[Bug report] hash_name() may cross page boundary and trigger sleep in RCU context
Zizhi Wo
wozizhi at huaweicloud.com
Sun Nov 30 18:03:26 PST 2025
在 2025/11/29 11:37, Al Viro 写道:
> On Thu, Nov 27, 2025 at 10:24:19AM +0800, Zizhi Wo wrote:
>
>> Why does x86 have special handling in do_kern_addr_fault(), including
>> logic for vmalloc faults? For example, on CONFIG_X86_32, it still takes
>> the vmalloc_fault path. As noted in the x86 comments, "We can fault-in
>> kernel-space virtual memory on-demand"...
>>
>> But on arm64, I don’t see similar logic — is there a specific reason
>> for this difference? Maybe x86's vmalloc area is mapped lazily, while
>> ARM maps it fully during early boot?
>
> x86 MMU uses the same register for kernel and userland top-level page
> tables; arm64 MMU has separate page tables for those - TTBR0 and TTBR1
> point to the table to be used for translation, depending upon the bit
> 55 of virtual address.
>
> vmalloc works with page table of init_mm (see pgd_offset_k() uses in
> there). On arm64 that's it - TTBR1 is set to that and it stays that way,
> so access to vmalloc'ed area will do the right thing.
>
> On 32bit x86 you need to propagate the change into top-level page tables
> of every thread. That's what arch_sync_kernel_mappings() is for; look for
> the calls in mm/vmalloc.c and see the discussion of race in the comment in
> front of x86 vmalloc_fault(). Nothing of that sort is needed of arm64,
> since all threads are using the same page table for kernel part of the
> address space.
....
Tasks to complete —
(a) Reproduce the mailing-list reply about vmalloc faults on x86 and arm64 word for word, from start to end.
(b) Render the lines of the entries as a JSON list of strings, one string per line and leaving out blank lines. Begin at the first line of the entries and stop after the line that contains "series-line-ts (273, 480, 1234, 640)".

Entries shown —
....
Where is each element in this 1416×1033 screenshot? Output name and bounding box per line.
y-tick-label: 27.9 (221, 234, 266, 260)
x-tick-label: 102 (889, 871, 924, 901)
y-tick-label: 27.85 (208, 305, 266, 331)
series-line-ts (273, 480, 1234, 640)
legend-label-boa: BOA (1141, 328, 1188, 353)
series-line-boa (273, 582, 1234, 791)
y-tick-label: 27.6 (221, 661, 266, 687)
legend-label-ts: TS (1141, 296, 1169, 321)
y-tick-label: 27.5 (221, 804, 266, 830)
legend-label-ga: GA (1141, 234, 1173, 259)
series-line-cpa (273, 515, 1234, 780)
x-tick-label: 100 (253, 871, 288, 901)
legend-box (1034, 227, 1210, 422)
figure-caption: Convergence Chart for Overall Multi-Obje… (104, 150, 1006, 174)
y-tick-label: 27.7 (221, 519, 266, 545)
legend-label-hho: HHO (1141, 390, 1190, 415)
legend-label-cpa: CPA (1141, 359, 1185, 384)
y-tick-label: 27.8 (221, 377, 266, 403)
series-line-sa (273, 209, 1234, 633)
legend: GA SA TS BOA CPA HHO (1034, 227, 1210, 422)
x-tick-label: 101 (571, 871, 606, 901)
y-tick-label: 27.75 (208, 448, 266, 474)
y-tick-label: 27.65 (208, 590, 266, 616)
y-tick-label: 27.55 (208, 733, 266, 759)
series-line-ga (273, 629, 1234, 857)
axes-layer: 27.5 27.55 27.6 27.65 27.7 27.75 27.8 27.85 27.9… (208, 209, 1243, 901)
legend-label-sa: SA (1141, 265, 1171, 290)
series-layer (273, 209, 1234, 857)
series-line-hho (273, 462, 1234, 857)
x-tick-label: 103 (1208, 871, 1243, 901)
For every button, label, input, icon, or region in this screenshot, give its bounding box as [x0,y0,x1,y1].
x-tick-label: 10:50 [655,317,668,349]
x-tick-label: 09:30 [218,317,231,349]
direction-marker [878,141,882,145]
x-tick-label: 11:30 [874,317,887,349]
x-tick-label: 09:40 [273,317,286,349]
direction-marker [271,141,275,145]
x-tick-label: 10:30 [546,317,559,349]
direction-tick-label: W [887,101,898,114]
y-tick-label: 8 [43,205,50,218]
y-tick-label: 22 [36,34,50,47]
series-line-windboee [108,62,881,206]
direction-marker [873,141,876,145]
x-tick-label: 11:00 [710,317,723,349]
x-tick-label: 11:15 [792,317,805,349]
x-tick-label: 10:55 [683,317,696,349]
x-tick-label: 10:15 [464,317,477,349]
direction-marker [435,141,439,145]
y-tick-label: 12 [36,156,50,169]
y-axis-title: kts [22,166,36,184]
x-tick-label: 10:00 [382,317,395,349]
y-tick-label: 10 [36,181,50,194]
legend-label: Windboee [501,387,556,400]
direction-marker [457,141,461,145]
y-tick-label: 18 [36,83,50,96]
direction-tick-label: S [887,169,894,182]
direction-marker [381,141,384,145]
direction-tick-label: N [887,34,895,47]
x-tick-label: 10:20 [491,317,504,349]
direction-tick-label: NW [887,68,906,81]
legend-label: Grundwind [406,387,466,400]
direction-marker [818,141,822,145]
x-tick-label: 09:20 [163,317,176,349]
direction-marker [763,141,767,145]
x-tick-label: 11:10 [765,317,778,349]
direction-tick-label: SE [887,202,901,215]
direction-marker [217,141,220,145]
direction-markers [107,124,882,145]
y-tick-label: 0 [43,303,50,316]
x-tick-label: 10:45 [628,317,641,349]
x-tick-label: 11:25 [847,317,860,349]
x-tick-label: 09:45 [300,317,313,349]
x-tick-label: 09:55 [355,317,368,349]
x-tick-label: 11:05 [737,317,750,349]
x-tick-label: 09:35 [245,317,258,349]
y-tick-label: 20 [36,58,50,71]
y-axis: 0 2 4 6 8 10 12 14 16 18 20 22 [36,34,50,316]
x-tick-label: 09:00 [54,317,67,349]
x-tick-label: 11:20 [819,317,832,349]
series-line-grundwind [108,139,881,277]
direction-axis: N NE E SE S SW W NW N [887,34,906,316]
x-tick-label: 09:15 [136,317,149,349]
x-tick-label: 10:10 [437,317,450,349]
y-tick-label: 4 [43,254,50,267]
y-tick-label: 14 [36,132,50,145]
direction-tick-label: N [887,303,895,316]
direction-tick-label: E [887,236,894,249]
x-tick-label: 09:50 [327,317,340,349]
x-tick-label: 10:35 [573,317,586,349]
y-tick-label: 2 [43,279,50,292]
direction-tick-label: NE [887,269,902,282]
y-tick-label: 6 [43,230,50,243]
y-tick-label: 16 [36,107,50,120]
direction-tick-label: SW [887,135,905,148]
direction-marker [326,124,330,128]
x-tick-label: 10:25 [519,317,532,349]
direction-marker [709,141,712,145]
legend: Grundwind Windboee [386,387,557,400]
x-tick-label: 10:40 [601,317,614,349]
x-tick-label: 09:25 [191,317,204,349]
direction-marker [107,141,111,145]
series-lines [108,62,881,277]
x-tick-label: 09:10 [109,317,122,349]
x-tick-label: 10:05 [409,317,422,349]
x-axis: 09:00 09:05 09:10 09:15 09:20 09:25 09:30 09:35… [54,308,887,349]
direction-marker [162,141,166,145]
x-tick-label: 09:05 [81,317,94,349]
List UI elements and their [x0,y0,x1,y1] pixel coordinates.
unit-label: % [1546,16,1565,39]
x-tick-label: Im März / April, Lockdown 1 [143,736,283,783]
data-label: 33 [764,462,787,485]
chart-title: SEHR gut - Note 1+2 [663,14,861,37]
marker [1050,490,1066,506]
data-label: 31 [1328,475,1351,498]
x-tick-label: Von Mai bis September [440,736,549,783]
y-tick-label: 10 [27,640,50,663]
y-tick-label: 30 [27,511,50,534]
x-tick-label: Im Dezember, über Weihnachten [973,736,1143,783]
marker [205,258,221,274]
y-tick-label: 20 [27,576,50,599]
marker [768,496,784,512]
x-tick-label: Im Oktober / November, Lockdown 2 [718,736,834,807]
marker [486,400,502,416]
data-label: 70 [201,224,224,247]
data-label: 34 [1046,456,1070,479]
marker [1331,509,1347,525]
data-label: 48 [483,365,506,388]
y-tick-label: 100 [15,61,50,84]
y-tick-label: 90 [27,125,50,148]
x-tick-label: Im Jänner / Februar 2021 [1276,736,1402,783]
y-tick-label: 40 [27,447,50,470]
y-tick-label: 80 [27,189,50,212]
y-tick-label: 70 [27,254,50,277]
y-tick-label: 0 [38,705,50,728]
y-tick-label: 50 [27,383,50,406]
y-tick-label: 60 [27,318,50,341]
....
List of solutions —
(a)
[Bug report] hash_name() may cross page boundary and trigger sleep in RCU context
Zizhi Wo
wozizhi at huaweicloud.com
Sun Nov 30 18:03:26 PST 2025
在 2025/11/29 11:37, Al Viro 写道:
> On Thu, Nov 27, 2025 at 10:24:19AM +0800, Zizhi Wo wrote:
>
>> Why does x86 have special handling in do_kern_addr_fault(), including
>> logic for vmalloc faults? For example, on CONFIG_X86_32, it still takes
>> the vmalloc_fault path. As noted in the x86 comments, "We can fault-in
>> kernel-space virtual memory on-demand"...
>>
>> But on arm64, I don’t see similar logic — is there a specific reason
>> for this difference? Maybe x86's vmalloc area is mapped lazily, while
>> ARM maps it fully during early boot?
>
> x86 MMU uses the same register for kernel and userland top-level page
> tables; arm64 MMU has separate page tables for those - TTBR0 and TTBR1
> point to the table to be used for translation, depending upon the bit
> 55 of virtual address.
>
> vmalloc works with page table of init_mm (see pgd_offset_k() uses in
> there). On arm64 that's it - TTBR1 is set to that and it stays that way,
> so access to vmalloc'ed area will do the right thing.
>
> On 32bit x86 you need to propagate the change into top-level page tables
> of every thread. That's what arch_sync_kernel_mappings() is for; look for
> the calls in mm/vmalloc.c and see the discussion of race in the comment in
> front of x86 vmalloc_fault(). Nothing of that sort is needed of arm64,
> since all threads are using the same page table for kernel part of the
> address space.

(b)
[
  "Where is each element in this 1416×1033 screenshot? Output name and bounding box per line.",
  "y-tick-label: 27.9 (221, 234, 266, 260)",
  "x-tick-label: 102 (889, 871, 924, 901)",
  "y-tick-label: 27.85 (208, 305, 266, 331)",
  "series-line-ts (273, 480, 1234, 640)"
]